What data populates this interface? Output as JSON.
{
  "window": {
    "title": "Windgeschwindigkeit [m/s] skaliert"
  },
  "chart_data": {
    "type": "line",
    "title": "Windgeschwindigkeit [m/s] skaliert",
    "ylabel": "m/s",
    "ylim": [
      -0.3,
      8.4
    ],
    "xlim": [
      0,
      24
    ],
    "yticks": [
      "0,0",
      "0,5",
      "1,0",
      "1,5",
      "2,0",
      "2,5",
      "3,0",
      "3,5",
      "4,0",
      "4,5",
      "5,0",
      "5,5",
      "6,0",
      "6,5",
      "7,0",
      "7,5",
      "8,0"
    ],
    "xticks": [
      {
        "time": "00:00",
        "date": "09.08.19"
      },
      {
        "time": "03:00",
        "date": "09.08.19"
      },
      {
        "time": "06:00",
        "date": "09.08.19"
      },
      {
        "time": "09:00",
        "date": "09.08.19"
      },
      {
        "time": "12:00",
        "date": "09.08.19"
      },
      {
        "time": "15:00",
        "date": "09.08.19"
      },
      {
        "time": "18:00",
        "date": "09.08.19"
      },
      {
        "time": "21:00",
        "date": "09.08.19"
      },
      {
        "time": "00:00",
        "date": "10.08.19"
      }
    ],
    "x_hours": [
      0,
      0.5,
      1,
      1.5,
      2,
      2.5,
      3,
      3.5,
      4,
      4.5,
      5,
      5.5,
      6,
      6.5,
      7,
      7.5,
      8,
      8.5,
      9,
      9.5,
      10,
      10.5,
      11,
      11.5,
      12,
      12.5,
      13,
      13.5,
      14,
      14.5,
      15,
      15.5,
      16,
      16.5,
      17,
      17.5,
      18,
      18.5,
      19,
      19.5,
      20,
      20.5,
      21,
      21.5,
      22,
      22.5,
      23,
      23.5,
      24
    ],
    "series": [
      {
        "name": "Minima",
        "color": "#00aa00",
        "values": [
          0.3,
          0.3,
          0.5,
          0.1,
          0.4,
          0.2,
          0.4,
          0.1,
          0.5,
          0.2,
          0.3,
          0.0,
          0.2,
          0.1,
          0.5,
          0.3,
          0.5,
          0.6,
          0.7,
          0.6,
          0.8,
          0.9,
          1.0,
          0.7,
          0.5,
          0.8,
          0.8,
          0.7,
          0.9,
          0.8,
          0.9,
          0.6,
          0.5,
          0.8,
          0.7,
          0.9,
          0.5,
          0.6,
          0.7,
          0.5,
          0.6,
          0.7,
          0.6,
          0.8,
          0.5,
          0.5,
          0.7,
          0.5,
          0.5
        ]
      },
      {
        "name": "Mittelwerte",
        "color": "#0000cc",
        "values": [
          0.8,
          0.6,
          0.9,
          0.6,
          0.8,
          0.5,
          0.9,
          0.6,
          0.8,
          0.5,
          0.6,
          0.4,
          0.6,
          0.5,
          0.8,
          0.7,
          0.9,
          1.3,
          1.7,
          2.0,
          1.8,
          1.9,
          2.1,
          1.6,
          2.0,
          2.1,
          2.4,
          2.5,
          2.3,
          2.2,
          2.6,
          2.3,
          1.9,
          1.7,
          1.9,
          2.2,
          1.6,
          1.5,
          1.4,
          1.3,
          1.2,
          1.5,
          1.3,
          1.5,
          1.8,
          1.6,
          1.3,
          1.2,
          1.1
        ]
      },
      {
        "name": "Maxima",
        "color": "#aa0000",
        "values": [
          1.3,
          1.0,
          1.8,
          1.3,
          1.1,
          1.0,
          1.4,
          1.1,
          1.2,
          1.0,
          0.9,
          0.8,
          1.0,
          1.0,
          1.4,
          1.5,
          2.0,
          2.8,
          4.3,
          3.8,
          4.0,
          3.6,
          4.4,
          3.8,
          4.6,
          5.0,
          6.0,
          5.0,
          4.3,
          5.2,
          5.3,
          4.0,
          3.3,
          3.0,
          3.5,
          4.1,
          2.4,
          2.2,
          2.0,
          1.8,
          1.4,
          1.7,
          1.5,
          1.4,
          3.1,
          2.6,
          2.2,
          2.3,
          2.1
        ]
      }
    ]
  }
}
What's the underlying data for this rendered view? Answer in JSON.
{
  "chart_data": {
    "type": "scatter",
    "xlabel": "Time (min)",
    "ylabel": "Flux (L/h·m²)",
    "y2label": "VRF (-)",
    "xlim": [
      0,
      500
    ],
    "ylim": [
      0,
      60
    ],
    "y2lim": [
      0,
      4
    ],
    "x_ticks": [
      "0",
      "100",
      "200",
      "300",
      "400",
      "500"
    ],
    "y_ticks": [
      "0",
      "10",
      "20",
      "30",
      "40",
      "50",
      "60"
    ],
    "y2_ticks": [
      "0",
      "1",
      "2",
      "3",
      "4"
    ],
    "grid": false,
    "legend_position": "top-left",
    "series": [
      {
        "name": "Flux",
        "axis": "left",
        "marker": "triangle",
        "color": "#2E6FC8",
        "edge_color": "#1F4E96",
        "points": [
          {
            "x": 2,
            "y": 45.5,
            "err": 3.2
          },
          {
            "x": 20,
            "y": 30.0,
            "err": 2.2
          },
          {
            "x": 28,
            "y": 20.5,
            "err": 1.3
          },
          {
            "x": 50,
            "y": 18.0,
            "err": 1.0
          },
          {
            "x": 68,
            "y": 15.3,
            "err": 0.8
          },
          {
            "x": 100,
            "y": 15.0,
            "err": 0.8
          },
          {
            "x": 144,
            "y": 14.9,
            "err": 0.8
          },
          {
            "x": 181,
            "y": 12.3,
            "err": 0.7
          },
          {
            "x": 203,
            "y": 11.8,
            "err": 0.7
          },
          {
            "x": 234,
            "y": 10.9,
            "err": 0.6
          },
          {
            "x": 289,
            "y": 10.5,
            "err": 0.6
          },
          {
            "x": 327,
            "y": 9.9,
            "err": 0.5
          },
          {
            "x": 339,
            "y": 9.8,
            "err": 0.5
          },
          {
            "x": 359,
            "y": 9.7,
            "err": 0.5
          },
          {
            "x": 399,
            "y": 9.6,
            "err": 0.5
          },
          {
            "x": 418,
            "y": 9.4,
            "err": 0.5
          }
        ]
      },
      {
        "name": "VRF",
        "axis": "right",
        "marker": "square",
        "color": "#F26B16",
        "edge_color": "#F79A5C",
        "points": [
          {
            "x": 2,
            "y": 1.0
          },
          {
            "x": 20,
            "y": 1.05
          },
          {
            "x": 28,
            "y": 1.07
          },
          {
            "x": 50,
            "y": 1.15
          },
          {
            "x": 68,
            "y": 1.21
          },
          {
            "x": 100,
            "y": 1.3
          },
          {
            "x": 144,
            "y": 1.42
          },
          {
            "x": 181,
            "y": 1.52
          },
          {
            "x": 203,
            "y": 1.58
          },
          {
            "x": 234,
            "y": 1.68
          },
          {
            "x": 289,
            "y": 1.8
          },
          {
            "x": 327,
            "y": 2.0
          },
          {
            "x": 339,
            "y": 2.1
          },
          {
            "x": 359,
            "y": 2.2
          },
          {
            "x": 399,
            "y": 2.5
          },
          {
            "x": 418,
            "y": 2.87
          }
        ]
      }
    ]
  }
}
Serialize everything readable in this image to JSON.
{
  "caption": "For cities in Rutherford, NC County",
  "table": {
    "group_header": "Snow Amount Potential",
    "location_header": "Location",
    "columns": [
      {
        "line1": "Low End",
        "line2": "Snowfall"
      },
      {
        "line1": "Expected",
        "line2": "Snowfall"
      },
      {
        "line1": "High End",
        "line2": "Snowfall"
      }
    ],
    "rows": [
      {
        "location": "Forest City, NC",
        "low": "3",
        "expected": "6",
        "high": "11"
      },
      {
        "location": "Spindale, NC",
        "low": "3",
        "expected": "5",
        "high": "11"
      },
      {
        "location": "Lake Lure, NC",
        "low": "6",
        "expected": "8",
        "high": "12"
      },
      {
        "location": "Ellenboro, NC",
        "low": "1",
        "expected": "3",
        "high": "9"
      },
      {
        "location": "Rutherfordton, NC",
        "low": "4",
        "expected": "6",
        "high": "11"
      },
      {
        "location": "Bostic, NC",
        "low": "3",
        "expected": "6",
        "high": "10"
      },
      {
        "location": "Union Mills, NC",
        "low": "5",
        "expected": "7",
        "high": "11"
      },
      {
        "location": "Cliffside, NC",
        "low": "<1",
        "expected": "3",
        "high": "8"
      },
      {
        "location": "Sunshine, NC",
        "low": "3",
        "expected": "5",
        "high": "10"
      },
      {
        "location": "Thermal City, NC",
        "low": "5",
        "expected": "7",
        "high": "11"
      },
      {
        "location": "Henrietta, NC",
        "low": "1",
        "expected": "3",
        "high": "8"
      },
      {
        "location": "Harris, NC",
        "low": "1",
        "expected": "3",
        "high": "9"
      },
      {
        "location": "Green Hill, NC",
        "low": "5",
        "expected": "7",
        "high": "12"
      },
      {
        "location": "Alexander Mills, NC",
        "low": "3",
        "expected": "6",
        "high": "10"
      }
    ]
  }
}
::::
#### Goal:
Check each line of the listing above for the string "City", then report only how many lines have it.

#### Output for this task:
2